**YOUR INSTRUCTIONS:**
Transcribe the listing word for word.

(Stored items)
☆ ☆ ☆ ☆ ☆

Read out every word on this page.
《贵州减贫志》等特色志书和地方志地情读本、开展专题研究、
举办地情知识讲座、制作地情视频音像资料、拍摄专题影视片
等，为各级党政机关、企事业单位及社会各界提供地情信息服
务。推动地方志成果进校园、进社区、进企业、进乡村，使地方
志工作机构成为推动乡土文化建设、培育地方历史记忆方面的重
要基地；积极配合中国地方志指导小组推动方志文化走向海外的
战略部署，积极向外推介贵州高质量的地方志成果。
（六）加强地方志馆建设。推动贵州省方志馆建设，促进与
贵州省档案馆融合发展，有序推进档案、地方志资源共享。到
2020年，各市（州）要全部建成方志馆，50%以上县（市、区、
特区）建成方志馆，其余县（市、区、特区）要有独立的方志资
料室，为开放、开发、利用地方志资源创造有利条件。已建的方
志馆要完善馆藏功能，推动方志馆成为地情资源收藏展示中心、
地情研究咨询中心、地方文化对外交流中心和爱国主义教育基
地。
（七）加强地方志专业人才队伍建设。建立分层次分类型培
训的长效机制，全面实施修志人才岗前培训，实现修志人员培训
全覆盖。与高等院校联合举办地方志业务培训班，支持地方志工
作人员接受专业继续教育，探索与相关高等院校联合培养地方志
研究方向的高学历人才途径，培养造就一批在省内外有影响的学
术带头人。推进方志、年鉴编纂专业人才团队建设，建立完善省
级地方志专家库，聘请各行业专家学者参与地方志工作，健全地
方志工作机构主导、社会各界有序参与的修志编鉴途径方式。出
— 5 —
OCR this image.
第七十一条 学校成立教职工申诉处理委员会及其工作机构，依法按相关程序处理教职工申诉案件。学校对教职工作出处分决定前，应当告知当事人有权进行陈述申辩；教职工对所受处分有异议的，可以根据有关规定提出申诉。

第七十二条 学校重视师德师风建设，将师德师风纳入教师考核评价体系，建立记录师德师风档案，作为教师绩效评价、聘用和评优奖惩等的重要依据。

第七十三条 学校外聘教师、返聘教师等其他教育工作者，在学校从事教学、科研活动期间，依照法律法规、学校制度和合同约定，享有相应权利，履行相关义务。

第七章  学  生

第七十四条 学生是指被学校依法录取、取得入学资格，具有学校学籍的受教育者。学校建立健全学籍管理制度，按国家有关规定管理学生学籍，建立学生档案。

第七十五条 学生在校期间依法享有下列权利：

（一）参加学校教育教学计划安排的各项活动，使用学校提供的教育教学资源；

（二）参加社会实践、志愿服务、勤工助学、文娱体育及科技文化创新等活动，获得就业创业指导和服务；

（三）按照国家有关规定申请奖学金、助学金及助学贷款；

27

☆ ☆ ☆ ☆ ☆

**THE COMPLETED TASK:**
Read out every word on this page.
《贵州减贫志》等特色志书和地方志地情读本、开展专题研究、
举办地情知识讲座、制作地情视频音像资料、拍摄专题影视片
等，为各级党政机关、企事业单位及社会各界提供地情信息服
务。推动地方志成果进校园、进社区、进企业、进乡村，使地方
志工作机构成为推动乡土文化建设、培育地方历史记忆方面的重
要基地；积极配合中国地方志指导小组推动方志文化走向海外的
战略部署，积极向外推介贵州高质量的地方志成果。
（六）加强地方志馆建设。推动贵州省方志馆建设，促进与
贵州省档案馆融合发展，有序推进档案、地方志资源共享。到
2020年，各市（州）要全部建成方志馆，50%以上县（市、区、
特区）建成方志馆，其余县（市、区、特区）要有独立的方志资
料室，为开放、开发、利用地方志资源创造有利条件。已建的方
志馆要完善馆藏功能，推动方志馆成为地情资源收藏展示中心、
地情研究咨询中心、地方文化对外交流中心和爱国主义教育基
地。
（七）加强地方志专业人才队伍建设。建立分层次分类型培
训的长效机制，全面实施修志人才岗前培训，实现修志人员培训
全覆盖。与高等院校联合举办地方志业务培训班，支持地方志工
作人员接受专业继续教育，探索与相关高等院校联合培养地方志
研究方向的高学历人才途径，培养造就一批在省内外有影响的学
术带头人。推进方志、年鉴编纂专业人才团队建设，建立完善省
级地方志专家库，聘请各行业专家学者参与地方志工作，健全地
方志工作机构主导、社会各界有序参与的修志编鉴途径方式。出
— 5 —
OCR this image.
第七十一条 学校成立教职工申诉处理委员会及其工作机构，依法按相关程序处理教职工申诉案件。学校对教职工作出处分决定前，应当告知当事人有权进行陈述申辩；教职工对所受处分有异议的，可以根据有关规定提出申诉。

第七十二条 学校重视师德师风建设，将师德师风纳入教师考核评价体系，建立记录师德师风档案，作为教师绩效评价、聘用和评优奖惩等的重要依据。

第七十三条 学校外聘教师、返聘教师等其他教育工作者，在学校从事教学、科研活动期间，依照法律法规、学校制度和合同约定，享有相应权利，履行相关义务。

第七章  学  生

第七十四条 学生是指被学校依法录取、取得入学资格，具有学校学籍的受教育者。学校建立健全学籍管理制度，按国家有关规定管理学生学籍，建立学生档案。

第七十五条 学生在校期间依法享有下列权利：

（一）参加学校教育教学计划安排的各项活动，使用学校提供的教育教学资源；

（二）参加社会实践、志愿服务、勤工助学、文娱体育及科技文化创新等活动，获得就业创业指导和服务；

（三）按照国家有关规定申请奖学金、助学金及助学贷款；

27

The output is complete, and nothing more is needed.